- _Work to do_
Tally the lines in the records underneath that contain the string "determine", and state the figure by itself.

- _Collected data entries_
____

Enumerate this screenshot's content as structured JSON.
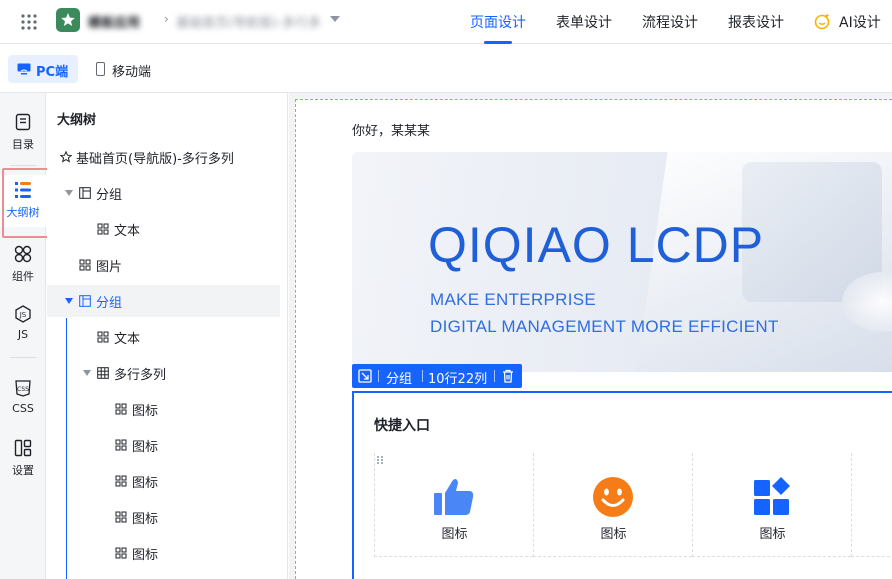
{
  "topbar": {
    "app_name": "模板应用",
    "page_name": "基础首页(导航版)-多行多列",
    "tabs": [
      {
        "label": "页面设计",
        "active": true
      },
      {
        "label": "表单设计",
        "active": false
      },
      {
        "label": "流程设计",
        "active": false
      },
      {
        "label": "报表设计",
        "active": false
      },
      {
        "label": "AI设计",
        "active": false
      }
    ]
  },
  "device_bar": {
    "pc_label": "PC端",
    "mobile_label": "移动端"
  },
  "rail": {
    "items": [
      {
        "label": "目录",
        "icon": "catalog-icon"
      },
      {
        "label": "大纲树",
        "icon": "outline-tree-icon",
        "active": true
      },
      {
        "label": "组件",
        "icon": "components-icon"
      },
      {
        "label": "JS",
        "icon": "js-icon"
      },
      {
        "label": "CSS",
        "icon": "css-icon"
      },
      {
        "label": "设置",
        "icon": "settings-icon"
      }
    ]
  },
  "tree": {
    "title": "大纲树",
    "rows": [
      {
        "label": "基础首页(导航版)-多行多列",
        "icon": "star-icon"
      },
      {
        "label": "分组",
        "icon": "group-icon"
      },
      {
        "label": "文本",
        "icon": "component-icon"
      },
      {
        "label": "图片",
        "icon": "component-icon"
      },
      {
        "label": "分组",
        "icon": "group-icon",
        "selected": true
      },
      {
        "label": "文本",
        "icon": "component-icon"
      },
      {
        "label": "多行多列",
        "icon": "table-icon"
      },
      {
        "label": "图标",
        "icon": "component-icon"
      },
      {
        "label": "图标",
        "icon": "component-icon"
      },
      {
        "label": "图标",
        "icon": "component-icon"
      },
      {
        "label": "图标",
        "icon": "component-icon"
      },
      {
        "label": "图标",
        "icon": "component-icon"
      }
    ]
  },
  "canvas": {
    "greeting": "你好，某某某",
    "banner": {
      "title": "QIQIAO LCDP",
      "line1": "MAKE ENTERPRISE",
      "line2": "DIGITAL MANAGEMENT MORE EFFICIENT"
    },
    "selection_bar": {
      "name": "分组",
      "size": "10行22列"
    },
    "quick": {
      "title": "快捷入口",
      "items": [
        {
          "label": "图标",
          "icon": "thumbs-up-icon",
          "color": "#4a86f5"
        },
        {
          "label": "图标",
          "icon": "smile-icon",
          "color": "#f57c16"
        },
        {
          "label": "图标",
          "icon": "apps-icon",
          "color": "#1664ff"
        }
      ]
    }
  },
  "colors": {
    "accent": "#1664ff",
    "highlight": "#f08a93"
  }
}
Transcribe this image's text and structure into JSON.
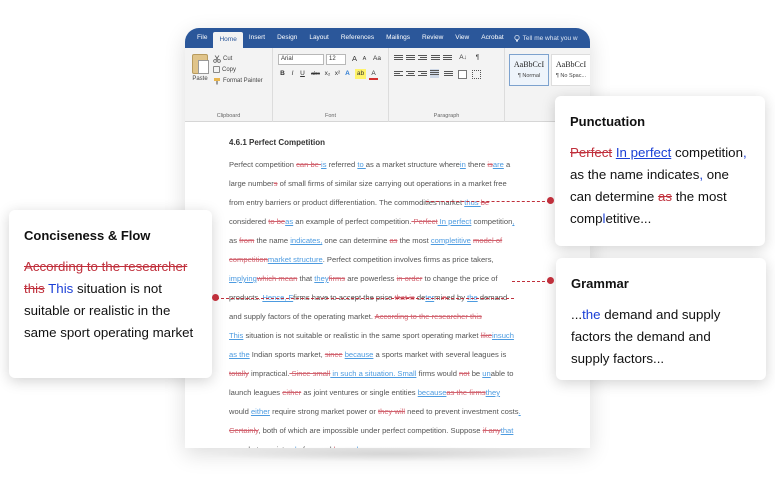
{
  "ribbon": {
    "tabs": [
      "File",
      "Home",
      "Insert",
      "Design",
      "Layout",
      "References",
      "Mailings",
      "Review",
      "View",
      "Acrobat"
    ],
    "tell_me": "Tell me what you w",
    "clipboard": {
      "paste": "Paste",
      "cut": "Cut",
      "copy": "Copy",
      "format_painter": "Format Painter",
      "label": "Clipboard"
    },
    "font": {
      "name": "Arial",
      "size": "12",
      "label": "Font",
      "bold": "B",
      "italic": "I",
      "underline": "U",
      "strike": "abc",
      "sub": "x₂",
      "sup": "x²",
      "effects": "A",
      "highlight": "ab",
      "color": "A",
      "grow": "A",
      "shrink": "A",
      "case": "Aa"
    },
    "paragraph": {
      "label": "Paragraph",
      "sort": "A↓",
      "marks": "¶"
    },
    "styles": [
      {
        "sample": "AaBbCcI",
        "name": "¶ Normal"
      },
      {
        "sample": "AaBbCcI",
        "name": "¶ No Spac..."
      }
    ]
  },
  "document": {
    "heading": "4.6.1 Perfect Competition",
    "lines": [
      [
        [
          "t",
          "Perfect competition "
        ],
        [
          "d",
          "can be "
        ],
        [
          "i",
          "is"
        ],
        [
          "t",
          " referred "
        ],
        [
          "i",
          "to "
        ],
        [
          "t",
          "as a market structure where"
        ],
        [
          "i",
          "in"
        ],
        [
          "t",
          " there "
        ],
        [
          "d",
          "is"
        ],
        [
          "i",
          "are"
        ],
        [
          "t",
          " a"
        ]
      ],
      [
        [
          "t",
          "large number"
        ],
        [
          "d",
          "s"
        ],
        [
          "t",
          " of small firms of similar size carrying out operations in a market free"
        ]
      ],
      [
        [
          "t",
          "from entry barriers or product differentiation. The commodities market "
        ],
        [
          "i",
          "thus "
        ],
        [
          "d",
          "be"
        ]
      ],
      [
        [
          "t",
          "considered "
        ],
        [
          "d",
          "to be"
        ],
        [
          "i",
          "as"
        ],
        [
          "t",
          " an example of perfect competition."
        ],
        [
          "d",
          " Perfect"
        ],
        [
          "i",
          " In perfect"
        ],
        [
          "t",
          " competition"
        ],
        [
          "i",
          ","
        ]
      ],
      [
        [
          "t",
          "as "
        ],
        [
          "d",
          "from"
        ],
        [
          "t",
          " the name "
        ],
        [
          "i",
          "indicates,"
        ],
        [
          "t",
          " one can determine "
        ],
        [
          "d",
          "as"
        ],
        [
          "t",
          " the most "
        ],
        [
          "i",
          "completitive"
        ],
        [
          "t",
          " "
        ],
        [
          "d",
          "model of"
        ]
      ],
      [
        [
          "d",
          "competition"
        ],
        [
          "i",
          "market structure"
        ],
        [
          "t",
          ". Perfect competition involves firms as price takers,"
        ]
      ],
      [
        [
          "i",
          "implying"
        ],
        [
          "d",
          "which mean"
        ],
        [
          "t",
          " that "
        ],
        [
          "i",
          "they"
        ],
        [
          "d",
          "firms"
        ],
        [
          "t",
          " are powerless "
        ],
        [
          "d",
          "in order"
        ],
        [
          "t",
          " to change the price of"
        ]
      ],
      [
        [
          "t",
          "products. "
        ],
        [
          "i",
          "Hence, F"
        ],
        [
          "t",
          "firms have to accept the price "
        ],
        [
          "d",
          "that is"
        ],
        [
          "t",
          " de"
        ],
        [
          "i",
          "ter"
        ],
        [
          "t",
          "mi"
        ],
        [
          "d",
          "n"
        ],
        [
          "t",
          "ed by "
        ],
        [
          "i",
          "the"
        ],
        [
          "t",
          " demand"
        ]
      ],
      [
        [
          "t",
          "and supply factors of the operating market. "
        ],
        [
          "d",
          "According to the researcher this"
        ]
      ],
      [
        [
          "i",
          "This"
        ],
        [
          "t",
          " situation is not suitable or realistic in the same sport operating market "
        ],
        [
          "d",
          "like"
        ],
        [
          "i",
          "in"
        ],
        [
          "i",
          "such"
        ]
      ],
      [
        [
          "i",
          "as the"
        ],
        [
          "t",
          " Indian sports market, "
        ],
        [
          "d",
          "since"
        ],
        [
          "t",
          " "
        ],
        [
          "i",
          "because"
        ],
        [
          "t",
          " a sports market with several leagues is"
        ]
      ],
      [
        [
          "d",
          "totally"
        ],
        [
          "t",
          " impractical."
        ],
        [
          "d",
          " Since small"
        ],
        [
          "i",
          " in such a situation. Small"
        ],
        [
          "t",
          " firms would "
        ],
        [
          "d",
          "not"
        ],
        [
          "t",
          " be "
        ],
        [
          "i",
          "un"
        ],
        [
          "t",
          "able to"
        ]
      ],
      [
        [
          "t",
          "launch leagues "
        ],
        [
          "d",
          "either"
        ],
        [
          "t",
          " as joint ventures or single entities "
        ],
        [
          "i",
          "because"
        ],
        [
          "d",
          "as the firms"
        ],
        [
          "i",
          "they"
        ]
      ],
      [
        [
          "t",
          "would "
        ],
        [
          "i",
          "either"
        ],
        [
          "t",
          " require strong market power or "
        ],
        [
          "d",
          "they will"
        ],
        [
          "t",
          " need to prevent investment costs"
        ],
        [
          "i",
          "."
        ]
      ],
      [
        [
          "d",
          "Certainly"
        ],
        [
          "t",
          ", both of which are impossible under perfect competition. Suppose "
        ],
        [
          "d",
          "if any"
        ],
        [
          "i",
          "that"
        ]
      ],
      [
        [
          "i",
          "a"
        ],
        [
          "t",
          " market consist"
        ],
        [
          "d",
          "s"
        ],
        [
          "i",
          "ed"
        ],
        [
          "t",
          " of several "
        ],
        [
          "d",
          "league"
        ],
        [
          "i",
          "leagues."
        ]
      ]
    ]
  },
  "cards": {
    "punctuation": {
      "title": "Punctuation",
      "del1": "Perfect",
      "ins1": "In perfect",
      "text1": "competition",
      "comma": ",",
      "text2": " as the name indicates",
      "text3": " one can determine",
      "del2": "as",
      "text4": " the most comp",
      "caret": "l",
      "text5": "etitive..."
    },
    "conciseness": {
      "title": "Conciseness & Flow",
      "del": "According to the researcher this",
      "ins": "This",
      "text": " situation is not suitable or realistic in the same sport operating market"
    },
    "grammar": {
      "title": "Grammar",
      "prefix": "...",
      "ins": "the",
      "text": " demand and supply factors the demand and supply factors..."
    }
  },
  "colors": {
    "ribbon_blue": "#2b579a",
    "deletion": "#c0303c",
    "insertion": "#1a3fd6",
    "doc_deletion": "#d26470",
    "doc_insertion": "#4d9be0"
  }
}
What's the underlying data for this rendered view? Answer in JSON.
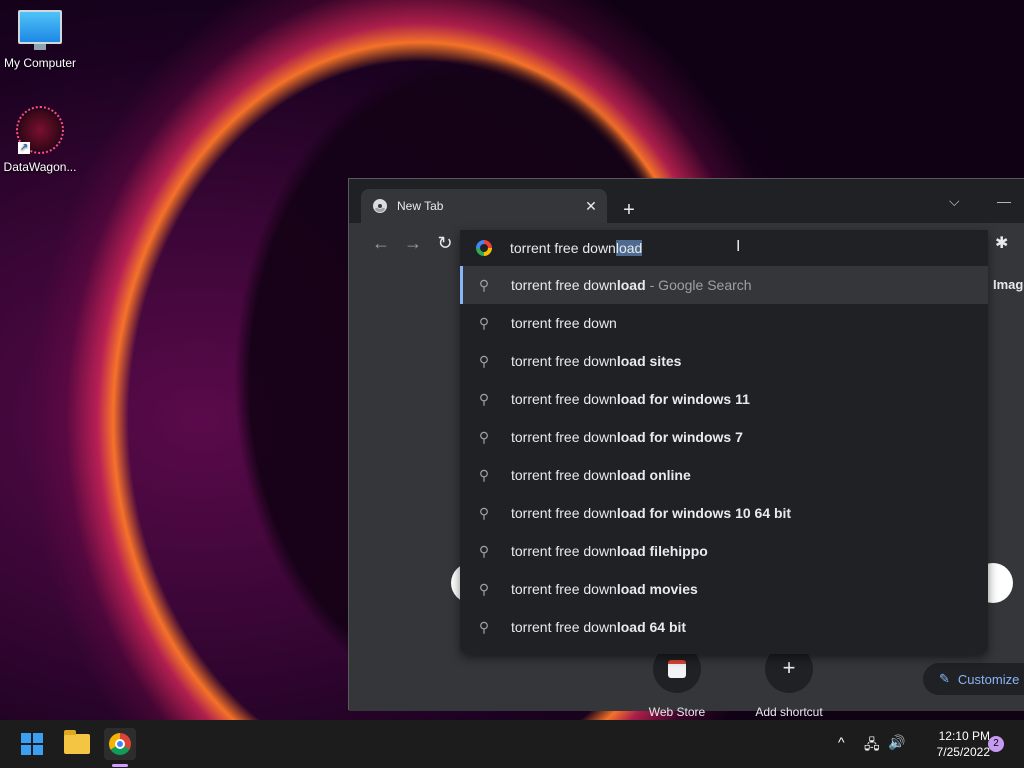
{
  "desktop": {
    "icons": [
      {
        "label": "My Computer"
      },
      {
        "label": "DataWagon..."
      }
    ]
  },
  "browser": {
    "tab": {
      "title": "New Tab",
      "close_glyph": "✕"
    },
    "new_tab_glyph": "+",
    "tab_search_glyph": "⌵",
    "minimize_glyph": "—",
    "nav": {
      "back": "←",
      "forward": "→",
      "reload": "↻"
    },
    "extension_glyph": "✱",
    "ntp": {
      "images_link": "Image",
      "shortcuts": [
        {
          "label": "Web Store"
        },
        {
          "label": "Add shortcut",
          "glyph": "+"
        }
      ],
      "customize_label": "Customize",
      "customize_glyph": "✎"
    }
  },
  "omnibox": {
    "typed": "torrent free down",
    "autocomplete": "load",
    "suggestions": [
      {
        "typed": "torrent free down",
        "completion": "load",
        "extra": "- Google Search",
        "active": true
      },
      {
        "typed": "torrent free down",
        "completion": "",
        "extra": ""
      },
      {
        "typed": "torrent free down",
        "completion": "load sites",
        "extra": ""
      },
      {
        "typed": "torrent free down",
        "completion": "load for windows 11",
        "extra": ""
      },
      {
        "typed": "torrent free down",
        "completion": "load for windows 7",
        "extra": ""
      },
      {
        "typed": "torrent free down",
        "completion": "load online",
        "extra": ""
      },
      {
        "typed": "torrent free down",
        "completion": "load for windows 10 64 bit",
        "extra": ""
      },
      {
        "typed": "torrent free down",
        "completion": "load filehippo",
        "extra": ""
      },
      {
        "typed": "torrent free down",
        "completion": "load movies",
        "extra": ""
      },
      {
        "typed": "torrent free down",
        "completion": "load 64 bit",
        "extra": ""
      }
    ]
  },
  "taskbar": {
    "tray": {
      "chevron": "^",
      "network": "🖧",
      "volume": "🔊"
    },
    "clock": {
      "time": "12:10 PM",
      "date": "7/25/2022"
    },
    "notifications": "2"
  },
  "colors": {
    "accent": "#8ab4f8",
    "chrome_dark": "#202124",
    "toolbar": "#35363a"
  }
}
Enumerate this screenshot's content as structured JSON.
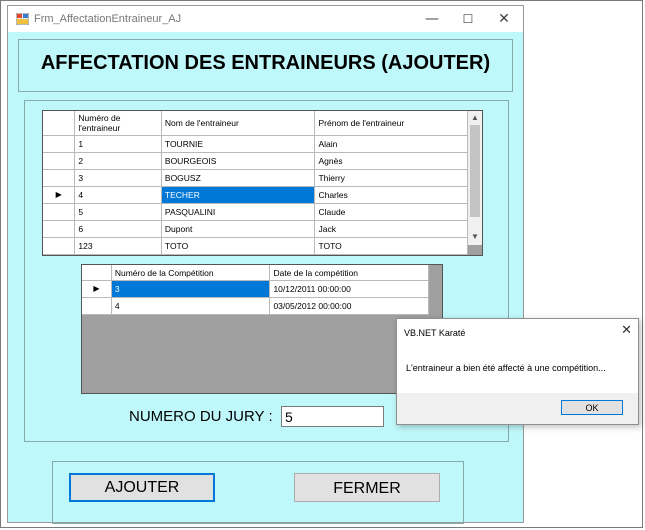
{
  "window": {
    "title": "Frm_AffectationEntraineur_AJ",
    "min_glyph": "—",
    "max_glyph": "☐",
    "close_glyph": "✕"
  },
  "header": {
    "title": "AFFECTATION DES ENTRAINEURS (AJOUTER)"
  },
  "trainers_grid": {
    "col_numero": "Numéro de l'entraineur",
    "col_nom": "Nom de l'entraineur",
    "col_prenom": "Prénom de l'entraineur",
    "rows": [
      {
        "numero": "1",
        "nom": "TOURNIE",
        "prenom": "Alain"
      },
      {
        "numero": "2",
        "nom": "BOURGEOIS",
        "prenom": "Agnès"
      },
      {
        "numero": "3",
        "nom": "BOGUSZ",
        "prenom": "Thierry"
      },
      {
        "numero": "4",
        "nom": "TECHER",
        "prenom": "Charles"
      },
      {
        "numero": "5",
        "nom": "PASQUALINI",
        "prenom": "Claude"
      },
      {
        "numero": "6",
        "nom": "Dupont",
        "prenom": "Jack"
      },
      {
        "numero": "123",
        "nom": "TOTO",
        "prenom": "TOTO"
      }
    ],
    "current_marker": "▶",
    "scroll_up": "▲",
    "scroll_down": "▼"
  },
  "competitions_grid": {
    "col_numero": "Numéro de la Compétition",
    "col_date": "Date de la compétition",
    "rows": [
      {
        "numero": "3",
        "date": "10/12/2011 00:00:00"
      },
      {
        "numero": "4",
        "date": "03/05/2012 00:00:00"
      }
    ],
    "current_marker": "▶"
  },
  "jury": {
    "label": "NUMERO DU JURY :",
    "value": "5"
  },
  "buttons": {
    "ajouter": "AJOUTER",
    "fermer": "FERMER"
  },
  "messagebox": {
    "title": "VB.NET Karaté",
    "close_glyph": "✕",
    "message": "L'entraineur a bien été affecté à une compétition...",
    "ok": "OK"
  },
  "colors": {
    "form_bg": "#bff8fb",
    "selection": "#0078d7",
    "grid_bg": "#a0a0a0"
  }
}
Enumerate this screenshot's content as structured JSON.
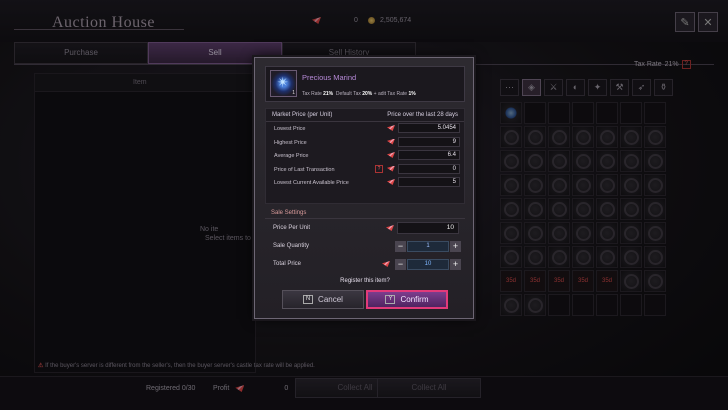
{
  "window": {
    "title": "Auction House"
  },
  "currency": {
    "pen_amount": "0",
    "gold_amount": "2,505,674"
  },
  "tabs": [
    {
      "label": "Purchase"
    },
    {
      "label": "Sell",
      "active": true
    },
    {
      "label": "Sell History"
    }
  ],
  "list": {
    "header_item": "Item",
    "empty_line1": "No ite",
    "empty_line2": "Select items to se"
  },
  "notice": "If the buyer's server is different from the seller's, then the buyer server's castle tax rate will be applied.",
  "bottom": {
    "registered_label": "Registered",
    "registered_value": "0/30",
    "profit_label": "Profit",
    "profit_value": "0",
    "collect_all_1": "Collect All",
    "collect_all_2": "Collect All"
  },
  "tax_rate": {
    "label": "Tax Rate",
    "value": "21%"
  },
  "inventory": {
    "red_labels": [
      "35d",
      "35d",
      "35d",
      "35d",
      "35d",
      "35d",
      "35d"
    ]
  },
  "modal": {
    "item_name": "Precious Marind",
    "item_level": "1",
    "tax_rate_label": "Tax Rate",
    "tax_rate_value": "21%",
    "default_tax_label": "Default Tax",
    "default_tax_value": "20%",
    "add_tax_label": "+ adit Tax Rate",
    "add_tax_value": "1%",
    "market_header": "Market Price (per Unit)",
    "market_period": "Price over the last 28 days",
    "market_rows": [
      {
        "label": "Lowest Price",
        "value": "5.0454"
      },
      {
        "label": "Highest Price",
        "value": "9"
      },
      {
        "label": "Average Price",
        "value": "6.4"
      },
      {
        "label": "Price of Last Transaction",
        "value": "0"
      },
      {
        "label": "Lowest Current Available Price",
        "value": "5"
      }
    ],
    "sale_settings_title": "Sale Settings",
    "price_per_unit_label": "Price Per Unit",
    "price_per_unit_value": "10",
    "sale_quantity_label": "Sale Quantity",
    "sale_quantity_value": "1",
    "total_price_label": "Total Price",
    "total_price_value": "10",
    "register_question": "Register this item?",
    "cancel_key": "N",
    "cancel_label": "Cancel",
    "confirm_key": "Y",
    "confirm_label": "Confirm"
  },
  "colors": {
    "accent": "#7c3d8d",
    "confirm_border": "#e23a7a",
    "item_name": "#b78ad8"
  }
}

____

- _Complete response_
2